[EXTRACTED INFORMATION]
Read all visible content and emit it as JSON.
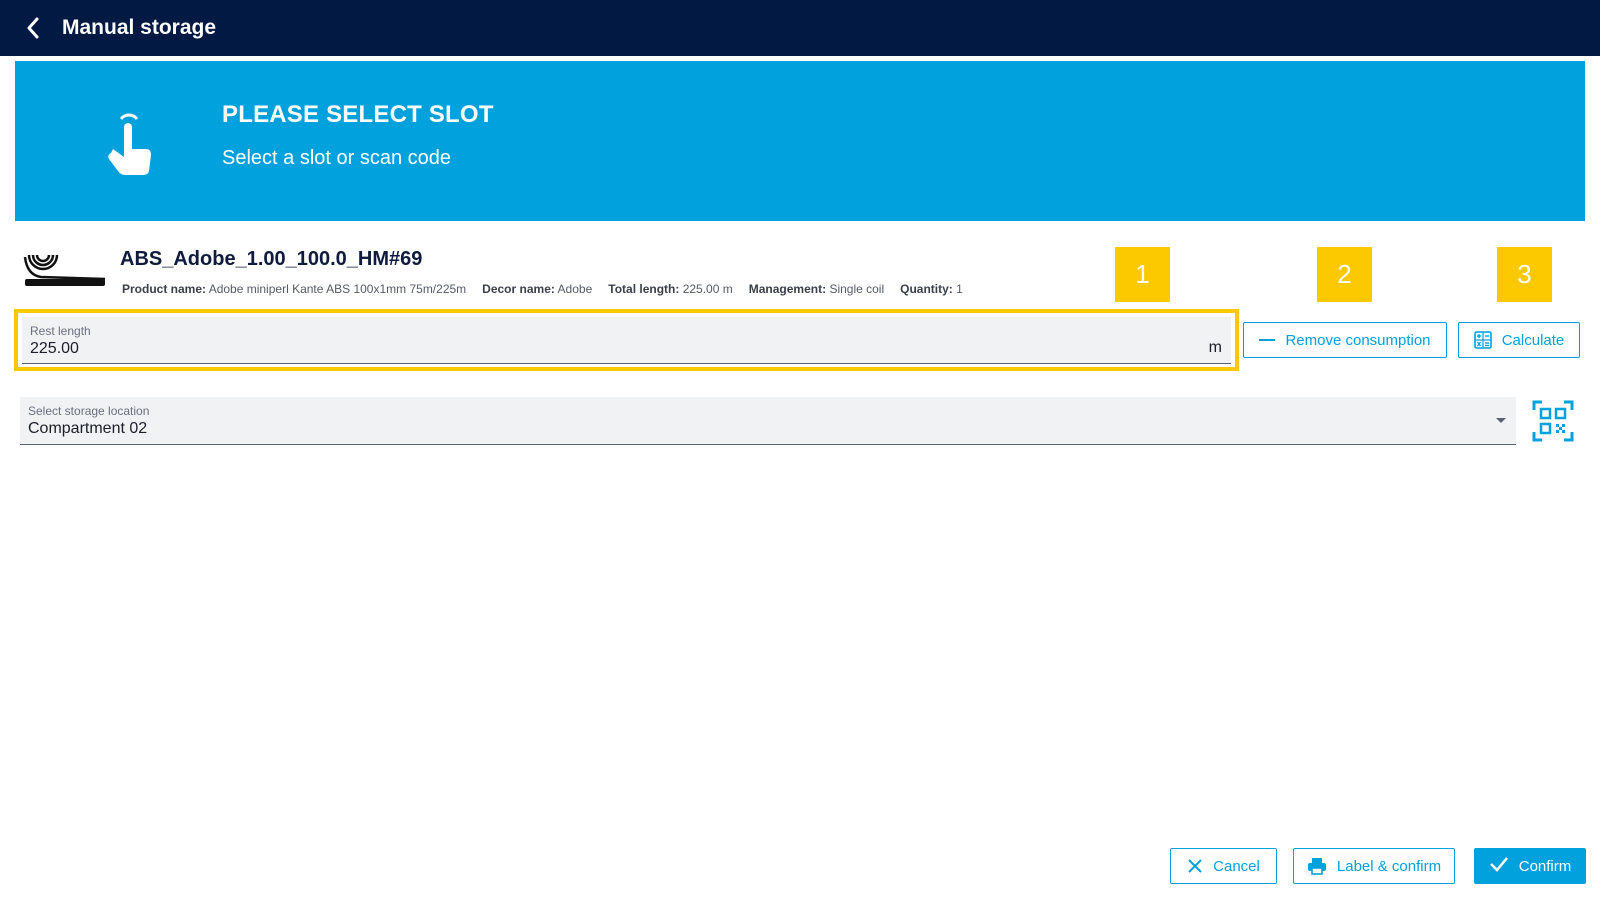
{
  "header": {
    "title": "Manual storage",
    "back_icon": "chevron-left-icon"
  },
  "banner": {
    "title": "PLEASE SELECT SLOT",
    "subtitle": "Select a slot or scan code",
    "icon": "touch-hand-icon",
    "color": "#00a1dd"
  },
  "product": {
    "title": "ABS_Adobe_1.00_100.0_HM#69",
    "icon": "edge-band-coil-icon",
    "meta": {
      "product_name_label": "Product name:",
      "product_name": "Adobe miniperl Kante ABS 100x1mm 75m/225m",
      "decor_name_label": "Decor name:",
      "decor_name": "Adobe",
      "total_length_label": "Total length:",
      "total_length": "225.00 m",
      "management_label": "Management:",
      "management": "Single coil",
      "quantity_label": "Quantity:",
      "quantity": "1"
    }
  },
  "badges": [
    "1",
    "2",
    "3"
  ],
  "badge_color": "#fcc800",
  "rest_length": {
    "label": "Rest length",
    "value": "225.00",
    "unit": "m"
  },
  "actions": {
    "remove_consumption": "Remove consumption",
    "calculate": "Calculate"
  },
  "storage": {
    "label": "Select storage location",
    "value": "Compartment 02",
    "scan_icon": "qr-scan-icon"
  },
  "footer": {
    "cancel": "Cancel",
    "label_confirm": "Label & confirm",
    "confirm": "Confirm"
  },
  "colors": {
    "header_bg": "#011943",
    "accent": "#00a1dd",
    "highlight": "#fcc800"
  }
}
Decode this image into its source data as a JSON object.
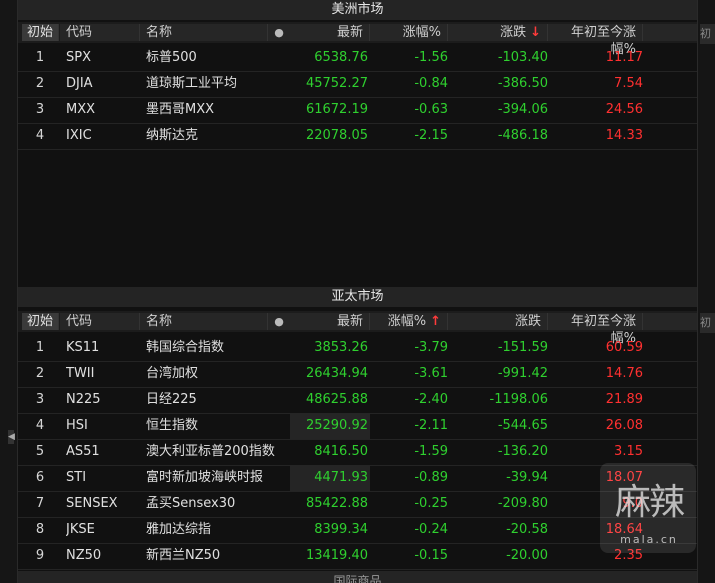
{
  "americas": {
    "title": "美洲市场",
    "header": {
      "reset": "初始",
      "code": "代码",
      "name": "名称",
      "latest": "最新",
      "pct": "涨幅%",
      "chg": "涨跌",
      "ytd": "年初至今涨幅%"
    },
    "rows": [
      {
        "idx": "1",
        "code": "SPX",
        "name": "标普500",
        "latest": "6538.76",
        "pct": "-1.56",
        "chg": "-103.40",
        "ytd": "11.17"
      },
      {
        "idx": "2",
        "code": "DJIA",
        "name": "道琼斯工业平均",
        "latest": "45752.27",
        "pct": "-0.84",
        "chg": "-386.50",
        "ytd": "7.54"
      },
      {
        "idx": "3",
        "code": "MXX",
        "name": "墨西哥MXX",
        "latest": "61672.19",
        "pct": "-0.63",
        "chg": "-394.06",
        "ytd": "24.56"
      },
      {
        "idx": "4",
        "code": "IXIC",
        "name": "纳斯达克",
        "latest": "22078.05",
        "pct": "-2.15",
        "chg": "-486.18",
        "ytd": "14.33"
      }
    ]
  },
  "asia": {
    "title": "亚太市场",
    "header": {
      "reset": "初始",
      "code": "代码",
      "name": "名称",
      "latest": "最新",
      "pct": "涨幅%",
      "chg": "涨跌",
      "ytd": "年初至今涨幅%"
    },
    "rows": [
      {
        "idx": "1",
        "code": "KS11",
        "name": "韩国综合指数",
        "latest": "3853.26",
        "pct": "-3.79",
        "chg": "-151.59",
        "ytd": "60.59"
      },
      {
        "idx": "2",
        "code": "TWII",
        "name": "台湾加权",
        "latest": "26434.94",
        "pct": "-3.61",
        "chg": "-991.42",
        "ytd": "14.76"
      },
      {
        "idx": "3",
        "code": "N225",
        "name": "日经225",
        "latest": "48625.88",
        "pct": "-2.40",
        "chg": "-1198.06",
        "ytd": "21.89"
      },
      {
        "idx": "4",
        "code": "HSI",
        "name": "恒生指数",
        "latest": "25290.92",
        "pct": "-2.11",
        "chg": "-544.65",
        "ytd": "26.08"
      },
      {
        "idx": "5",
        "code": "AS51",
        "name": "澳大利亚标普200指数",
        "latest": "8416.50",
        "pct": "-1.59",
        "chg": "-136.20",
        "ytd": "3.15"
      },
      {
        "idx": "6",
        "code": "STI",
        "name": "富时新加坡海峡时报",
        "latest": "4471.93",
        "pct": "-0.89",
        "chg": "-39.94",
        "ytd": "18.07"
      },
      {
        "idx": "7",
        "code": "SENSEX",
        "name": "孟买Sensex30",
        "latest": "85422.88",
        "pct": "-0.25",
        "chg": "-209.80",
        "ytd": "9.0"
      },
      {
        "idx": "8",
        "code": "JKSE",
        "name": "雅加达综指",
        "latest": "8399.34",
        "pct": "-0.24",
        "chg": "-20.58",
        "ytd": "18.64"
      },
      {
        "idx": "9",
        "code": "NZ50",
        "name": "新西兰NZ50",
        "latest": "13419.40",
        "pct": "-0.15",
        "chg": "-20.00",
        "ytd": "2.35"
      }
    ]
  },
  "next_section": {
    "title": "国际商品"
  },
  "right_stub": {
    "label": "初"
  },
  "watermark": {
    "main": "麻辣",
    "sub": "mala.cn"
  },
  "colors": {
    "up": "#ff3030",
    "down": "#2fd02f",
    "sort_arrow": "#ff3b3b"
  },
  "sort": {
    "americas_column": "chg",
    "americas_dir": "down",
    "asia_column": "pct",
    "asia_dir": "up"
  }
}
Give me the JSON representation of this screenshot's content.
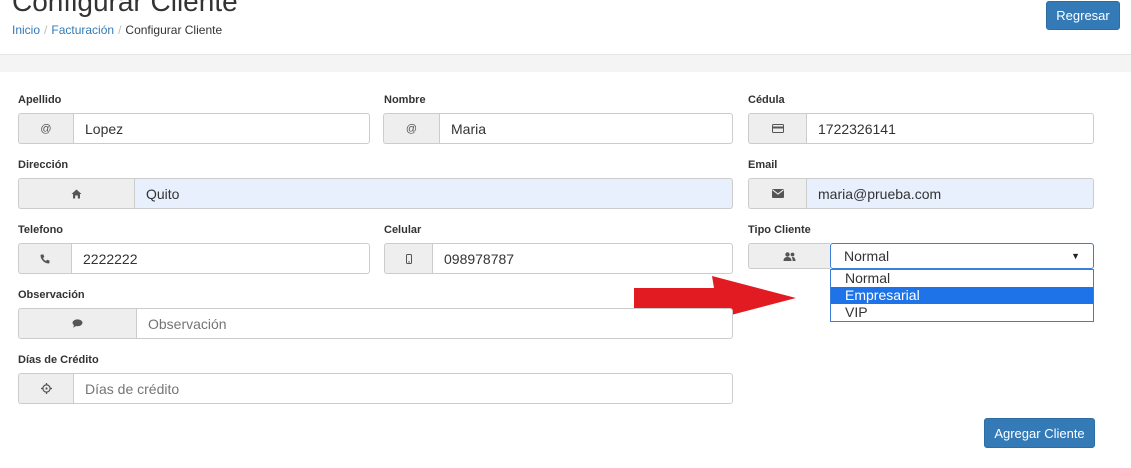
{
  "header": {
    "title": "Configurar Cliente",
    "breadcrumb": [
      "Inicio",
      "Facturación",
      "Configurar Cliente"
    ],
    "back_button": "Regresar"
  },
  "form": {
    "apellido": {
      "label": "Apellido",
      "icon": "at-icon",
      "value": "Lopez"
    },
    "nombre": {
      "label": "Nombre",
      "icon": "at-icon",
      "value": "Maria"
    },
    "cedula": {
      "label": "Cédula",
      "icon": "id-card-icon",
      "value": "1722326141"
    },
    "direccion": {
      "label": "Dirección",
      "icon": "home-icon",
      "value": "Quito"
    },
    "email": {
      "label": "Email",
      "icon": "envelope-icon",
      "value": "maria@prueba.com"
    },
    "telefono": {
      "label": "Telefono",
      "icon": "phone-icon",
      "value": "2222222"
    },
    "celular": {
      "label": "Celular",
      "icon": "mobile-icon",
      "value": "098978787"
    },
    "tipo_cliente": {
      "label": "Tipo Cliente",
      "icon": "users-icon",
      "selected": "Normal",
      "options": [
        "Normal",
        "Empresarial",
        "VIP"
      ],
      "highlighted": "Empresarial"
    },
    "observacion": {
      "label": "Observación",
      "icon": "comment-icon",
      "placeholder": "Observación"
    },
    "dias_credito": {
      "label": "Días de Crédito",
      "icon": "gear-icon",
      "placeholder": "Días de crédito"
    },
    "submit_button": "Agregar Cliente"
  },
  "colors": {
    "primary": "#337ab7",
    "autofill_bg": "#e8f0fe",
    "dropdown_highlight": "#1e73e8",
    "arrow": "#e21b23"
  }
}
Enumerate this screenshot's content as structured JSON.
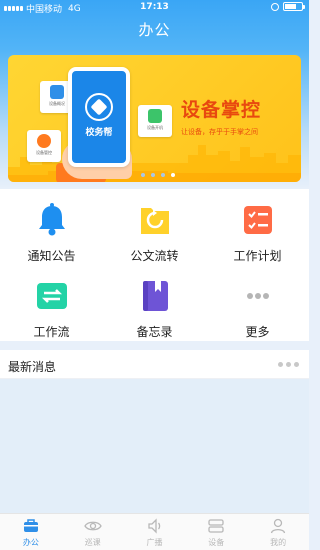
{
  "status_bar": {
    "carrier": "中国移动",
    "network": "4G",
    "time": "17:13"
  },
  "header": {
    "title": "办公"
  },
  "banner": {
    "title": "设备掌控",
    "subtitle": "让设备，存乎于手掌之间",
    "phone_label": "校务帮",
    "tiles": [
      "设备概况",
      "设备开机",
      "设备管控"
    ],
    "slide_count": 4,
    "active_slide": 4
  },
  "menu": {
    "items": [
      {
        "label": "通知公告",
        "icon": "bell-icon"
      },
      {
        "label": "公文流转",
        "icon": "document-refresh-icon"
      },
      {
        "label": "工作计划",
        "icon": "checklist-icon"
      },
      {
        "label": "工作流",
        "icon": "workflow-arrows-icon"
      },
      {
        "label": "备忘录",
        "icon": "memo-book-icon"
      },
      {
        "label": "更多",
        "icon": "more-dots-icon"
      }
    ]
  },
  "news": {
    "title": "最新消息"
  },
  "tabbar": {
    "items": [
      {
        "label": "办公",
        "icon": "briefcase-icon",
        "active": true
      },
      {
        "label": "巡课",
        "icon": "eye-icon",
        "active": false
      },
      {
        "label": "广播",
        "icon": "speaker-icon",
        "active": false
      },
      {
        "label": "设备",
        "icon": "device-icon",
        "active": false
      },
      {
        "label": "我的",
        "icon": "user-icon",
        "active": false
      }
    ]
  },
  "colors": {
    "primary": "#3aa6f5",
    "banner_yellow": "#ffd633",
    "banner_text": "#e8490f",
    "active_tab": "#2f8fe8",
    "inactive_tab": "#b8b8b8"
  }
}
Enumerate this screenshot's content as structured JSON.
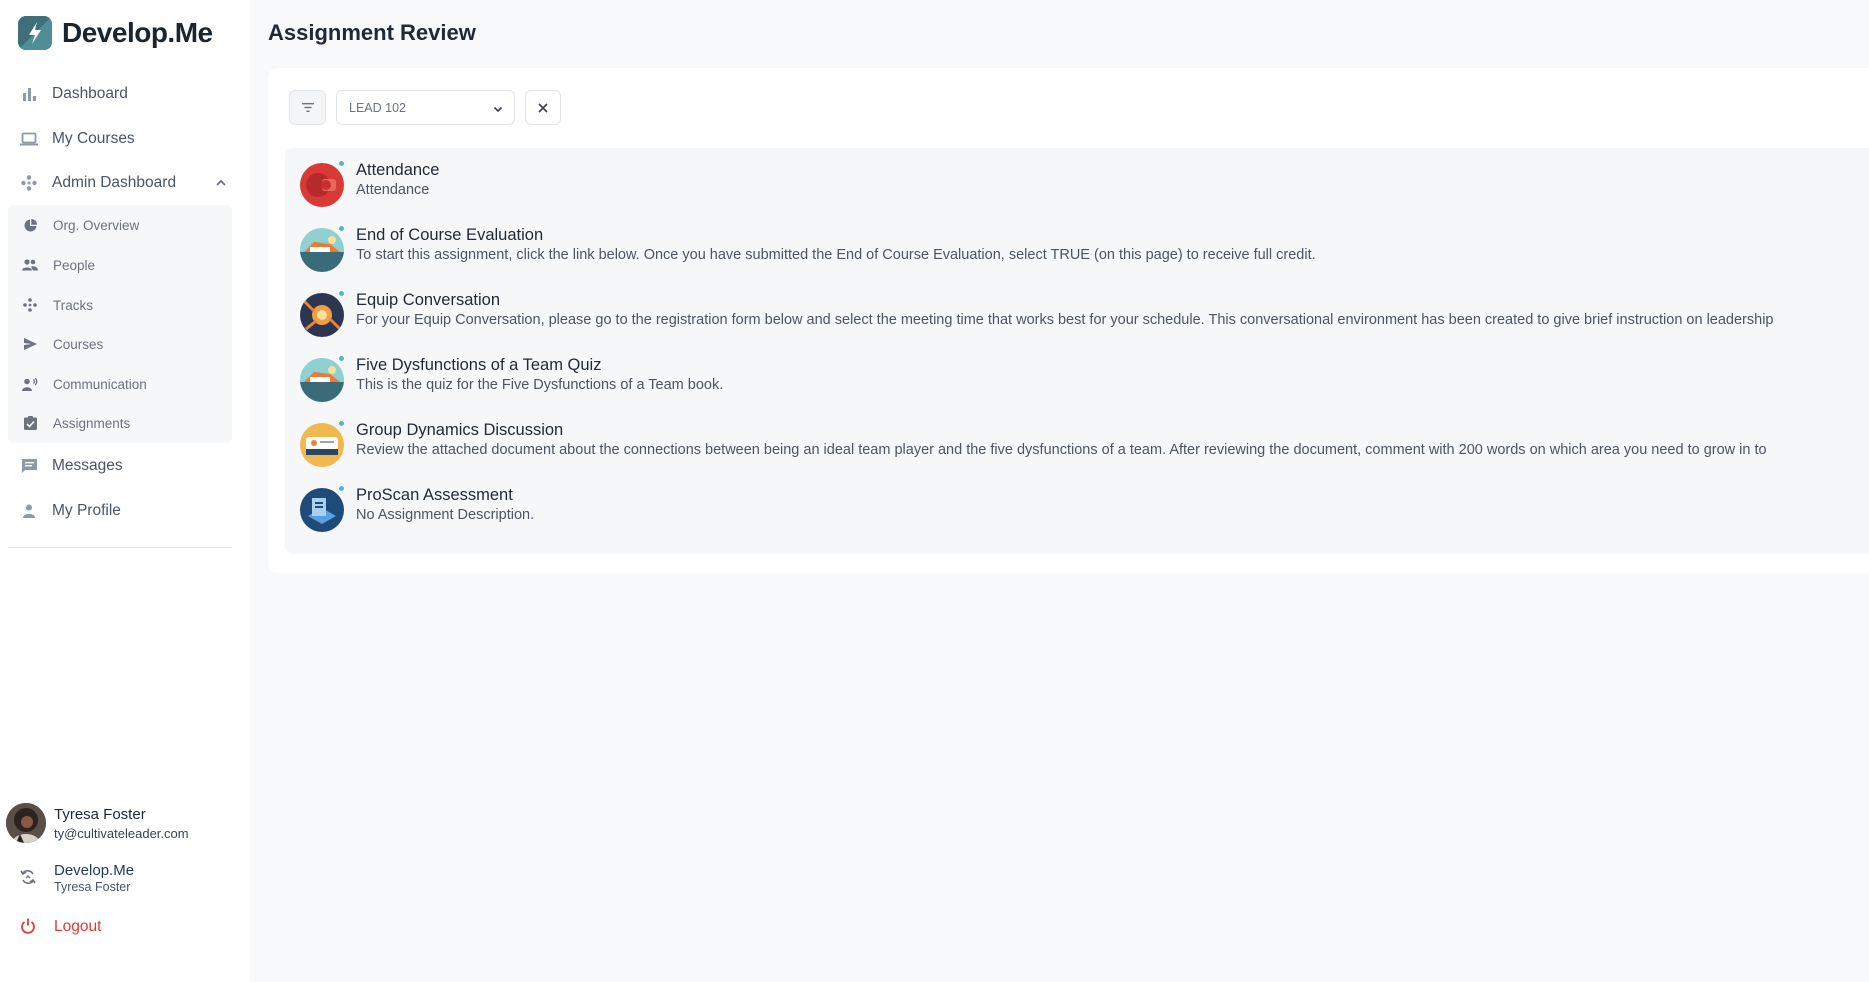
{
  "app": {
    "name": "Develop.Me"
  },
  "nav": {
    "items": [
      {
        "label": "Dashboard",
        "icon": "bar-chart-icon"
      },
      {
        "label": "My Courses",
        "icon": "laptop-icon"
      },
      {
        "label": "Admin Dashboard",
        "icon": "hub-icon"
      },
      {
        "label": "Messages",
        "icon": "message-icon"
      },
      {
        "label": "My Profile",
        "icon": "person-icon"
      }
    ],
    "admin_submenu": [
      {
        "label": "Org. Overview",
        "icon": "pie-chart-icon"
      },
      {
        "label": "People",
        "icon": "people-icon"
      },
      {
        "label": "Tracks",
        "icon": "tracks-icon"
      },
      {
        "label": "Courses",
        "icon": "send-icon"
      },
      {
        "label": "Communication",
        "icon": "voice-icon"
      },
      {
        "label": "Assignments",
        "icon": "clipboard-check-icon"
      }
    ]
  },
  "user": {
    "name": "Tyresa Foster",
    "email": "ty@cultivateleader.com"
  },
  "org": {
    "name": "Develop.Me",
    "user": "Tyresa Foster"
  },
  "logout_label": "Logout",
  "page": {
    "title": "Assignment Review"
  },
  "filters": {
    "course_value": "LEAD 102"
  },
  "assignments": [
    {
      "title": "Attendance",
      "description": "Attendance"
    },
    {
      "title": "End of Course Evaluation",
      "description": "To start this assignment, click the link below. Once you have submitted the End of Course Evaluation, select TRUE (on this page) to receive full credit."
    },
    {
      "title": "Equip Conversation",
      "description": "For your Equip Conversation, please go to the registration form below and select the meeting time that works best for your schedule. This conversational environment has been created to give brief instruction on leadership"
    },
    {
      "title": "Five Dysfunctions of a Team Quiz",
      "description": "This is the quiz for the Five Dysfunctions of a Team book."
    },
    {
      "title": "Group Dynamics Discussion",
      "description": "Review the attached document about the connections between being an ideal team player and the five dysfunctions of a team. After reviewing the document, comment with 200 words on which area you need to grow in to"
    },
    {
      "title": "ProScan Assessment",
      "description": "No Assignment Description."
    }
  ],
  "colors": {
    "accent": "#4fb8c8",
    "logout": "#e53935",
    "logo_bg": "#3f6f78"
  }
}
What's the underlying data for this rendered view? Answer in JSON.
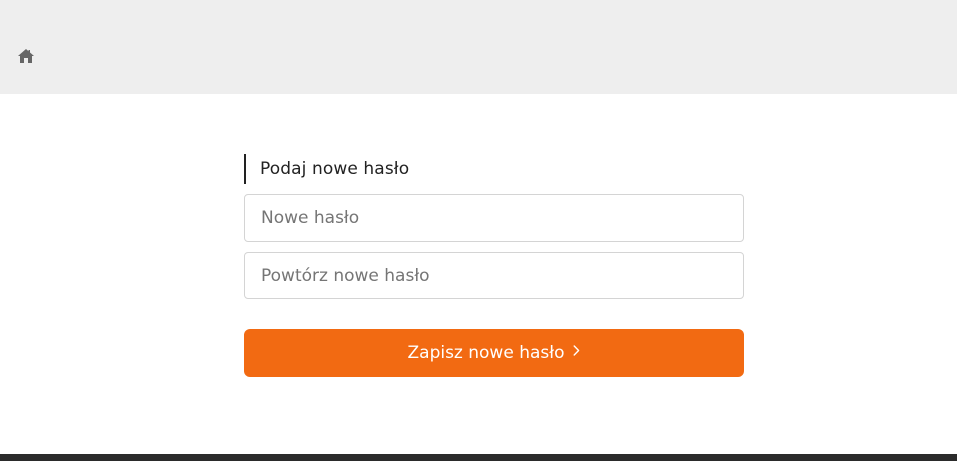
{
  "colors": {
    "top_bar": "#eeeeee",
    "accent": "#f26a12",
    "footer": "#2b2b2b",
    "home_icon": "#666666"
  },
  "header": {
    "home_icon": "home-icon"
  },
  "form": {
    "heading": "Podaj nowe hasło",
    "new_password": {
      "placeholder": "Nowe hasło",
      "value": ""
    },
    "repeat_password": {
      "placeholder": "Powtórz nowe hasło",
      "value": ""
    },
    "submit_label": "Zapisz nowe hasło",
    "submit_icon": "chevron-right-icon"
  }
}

[TO BE DONE]
Each line from the one containing "What's the underlying" through the last line of the listing is to be given again exactly, with no pictures and no other lines.

[WRITTEN RESPONSE]
What's the underlying data for this rendered view? Answer in JSON.
{
  "colors": {
    "top_bar": "#eeeeee",
    "accent": "#f26a12",
    "footer": "#2b2b2b",
    "home_icon": "#666666"
  },
  "header": {
    "home_icon": "home-icon"
  },
  "form": {
    "heading": "Podaj nowe hasło",
    "new_password": {
      "placeholder": "Nowe hasło",
      "value": ""
    },
    "repeat_password": {
      "placeholder": "Powtórz nowe hasło",
      "value": ""
    },
    "submit_label": "Zapisz nowe hasło",
    "submit_icon": "chevron-right-icon"
  }
}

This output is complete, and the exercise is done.